= What the task asks =
Go through the data below. List every line that holds the word "表达与交流".

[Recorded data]
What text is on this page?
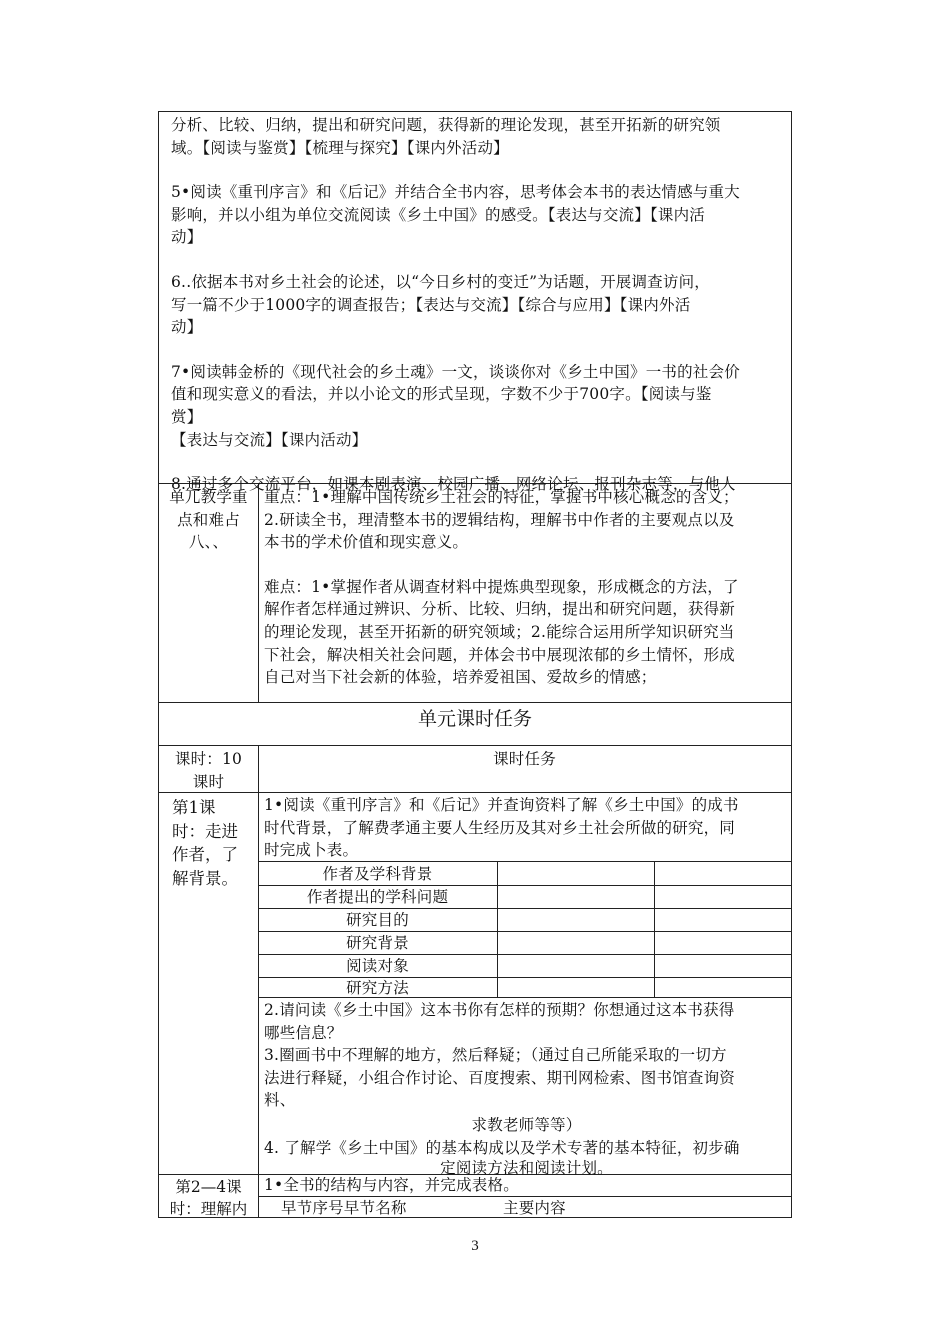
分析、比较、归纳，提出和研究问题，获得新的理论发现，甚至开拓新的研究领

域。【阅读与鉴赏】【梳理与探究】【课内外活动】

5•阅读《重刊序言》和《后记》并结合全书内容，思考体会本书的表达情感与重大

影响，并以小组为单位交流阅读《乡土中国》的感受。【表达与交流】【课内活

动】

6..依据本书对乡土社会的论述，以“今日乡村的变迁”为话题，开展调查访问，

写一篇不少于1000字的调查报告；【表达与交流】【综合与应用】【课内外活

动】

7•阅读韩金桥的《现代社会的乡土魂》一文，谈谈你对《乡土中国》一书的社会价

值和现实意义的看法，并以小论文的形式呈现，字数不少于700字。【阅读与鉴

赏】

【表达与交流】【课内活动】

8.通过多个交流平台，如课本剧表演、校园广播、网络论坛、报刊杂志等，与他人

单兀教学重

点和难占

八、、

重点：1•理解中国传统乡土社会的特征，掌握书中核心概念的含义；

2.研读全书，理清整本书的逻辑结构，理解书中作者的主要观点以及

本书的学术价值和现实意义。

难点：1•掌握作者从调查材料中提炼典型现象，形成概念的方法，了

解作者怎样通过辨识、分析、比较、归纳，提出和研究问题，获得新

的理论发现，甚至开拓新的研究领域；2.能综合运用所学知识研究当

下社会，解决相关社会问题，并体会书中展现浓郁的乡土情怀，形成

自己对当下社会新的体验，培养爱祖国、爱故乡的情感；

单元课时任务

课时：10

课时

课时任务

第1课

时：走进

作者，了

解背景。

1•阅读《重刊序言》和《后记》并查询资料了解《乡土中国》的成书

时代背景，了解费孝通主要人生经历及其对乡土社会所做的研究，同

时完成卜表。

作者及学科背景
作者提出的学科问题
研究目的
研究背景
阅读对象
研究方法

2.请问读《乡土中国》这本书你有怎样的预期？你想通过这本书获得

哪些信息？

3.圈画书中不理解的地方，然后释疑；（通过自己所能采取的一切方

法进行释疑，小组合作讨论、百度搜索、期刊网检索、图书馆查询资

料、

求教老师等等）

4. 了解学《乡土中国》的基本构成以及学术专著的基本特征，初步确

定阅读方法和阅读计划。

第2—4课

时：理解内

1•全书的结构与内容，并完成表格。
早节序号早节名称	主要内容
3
--
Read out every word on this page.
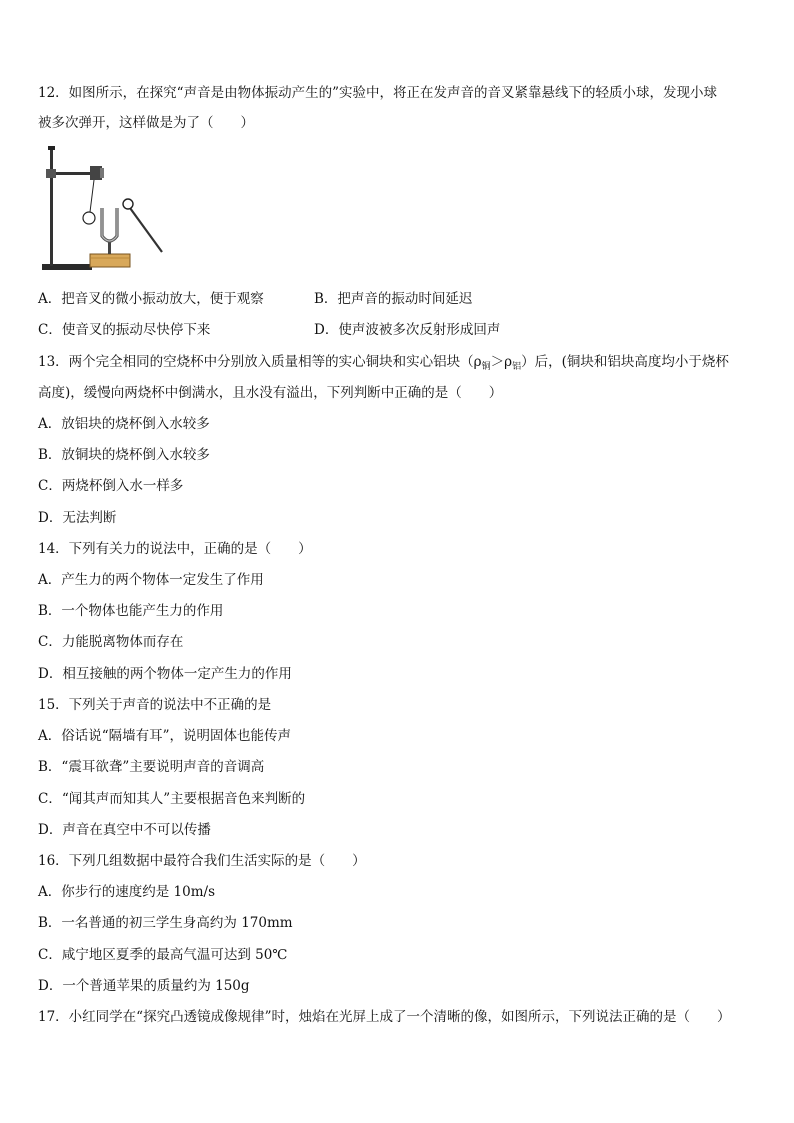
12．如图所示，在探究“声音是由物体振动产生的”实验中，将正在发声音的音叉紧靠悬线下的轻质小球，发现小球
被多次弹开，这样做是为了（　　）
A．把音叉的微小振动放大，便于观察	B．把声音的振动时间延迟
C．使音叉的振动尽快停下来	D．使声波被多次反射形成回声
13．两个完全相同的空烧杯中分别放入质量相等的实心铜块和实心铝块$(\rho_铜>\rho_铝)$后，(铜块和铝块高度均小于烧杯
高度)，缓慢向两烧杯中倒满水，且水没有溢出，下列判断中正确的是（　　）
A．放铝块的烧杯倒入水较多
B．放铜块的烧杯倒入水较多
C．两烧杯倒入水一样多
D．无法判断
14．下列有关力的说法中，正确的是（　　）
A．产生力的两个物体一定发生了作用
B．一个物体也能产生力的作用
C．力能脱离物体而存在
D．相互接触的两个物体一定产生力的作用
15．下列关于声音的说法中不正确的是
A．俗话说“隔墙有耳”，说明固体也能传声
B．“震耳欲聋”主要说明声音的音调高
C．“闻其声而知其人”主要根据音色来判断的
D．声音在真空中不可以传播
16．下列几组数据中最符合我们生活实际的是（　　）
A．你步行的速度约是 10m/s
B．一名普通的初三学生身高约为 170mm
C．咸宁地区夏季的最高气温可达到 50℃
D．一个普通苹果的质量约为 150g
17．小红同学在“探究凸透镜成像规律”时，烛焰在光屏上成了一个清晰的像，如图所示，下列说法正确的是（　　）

= Written solution =
影响，并以小组为单位交流阅读《乡土中国》的感受。【表达与交流】【课内活
写一篇不少于1000字的调查报告；【表达与交流】【综合与应用】【课内外活
【表达与交流】【课内活动】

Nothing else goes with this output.